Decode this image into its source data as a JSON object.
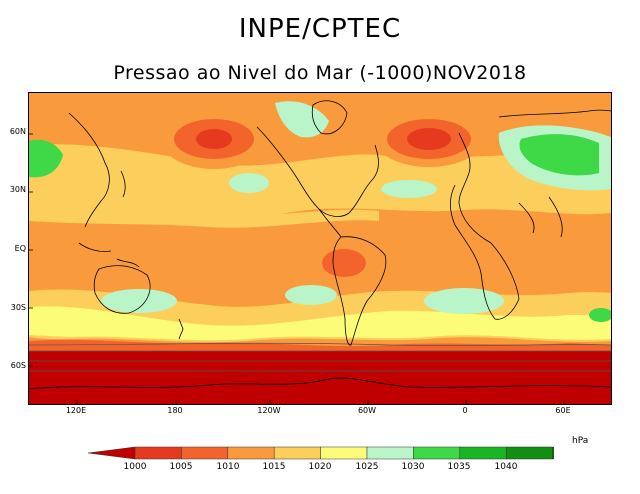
{
  "header": {
    "title": "INPE/CPTEC",
    "subtitle": "Pressao ao Nivel do Mar (-1000)NOV2018"
  },
  "map": {
    "lat_ticks": [
      "60N",
      "30N",
      "EQ",
      "30S",
      "60S"
    ],
    "lon_ticks": [
      "120E",
      "180",
      "120W",
      "60W",
      "0",
      "60E"
    ]
  },
  "legend": {
    "unit": "hPa",
    "labels": [
      "1000",
      "1005",
      "1010",
      "1015",
      "1020",
      "1025",
      "1030",
      "1035",
      "1040"
    ],
    "colors": [
      "#c00000",
      "#e63a1e",
      "#f2642c",
      "#f99b3c",
      "#fcce5c",
      "#fcfc78",
      "#b9f5c9",
      "#3fd846",
      "#19b522",
      "#108f10",
      "#0a6e0a"
    ]
  },
  "colors": {
    "land_outline": "#000000",
    "frame": "#000000"
  }
}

------------------------------------

Exercise details: Except for the pictures, copy every line of the records above exactly.

Response below:
Decode this image into its source data as a JSON object.
{
  "header": {
    "title": "INPE/CPTEC",
    "subtitle": "Pressao ao Nivel do Mar (-1000)NOV2018"
  },
  "map": {
    "lat_ticks": [
      "60N",
      "30N",
      "EQ",
      "30S",
      "60S"
    ],
    "lon_ticks": [
      "120E",
      "180",
      "120W",
      "60W",
      "0",
      "60E"
    ]
  },
  "legend": {
    "unit": "hPa",
    "labels": [
      "1000",
      "1005",
      "1010",
      "1015",
      "1020",
      "1025",
      "1030",
      "1035",
      "1040"
    ],
    "colors": [
      "#c00000",
      "#e63a1e",
      "#f2642c",
      "#f99b3c",
      "#fcce5c",
      "#fcfc78",
      "#b9f5c9",
      "#3fd846",
      "#19b522",
      "#108f10",
      "#0a6e0a"
    ]
  },
  "colors": {
    "land_outline": "#000000",
    "frame": "#000000"
  }
}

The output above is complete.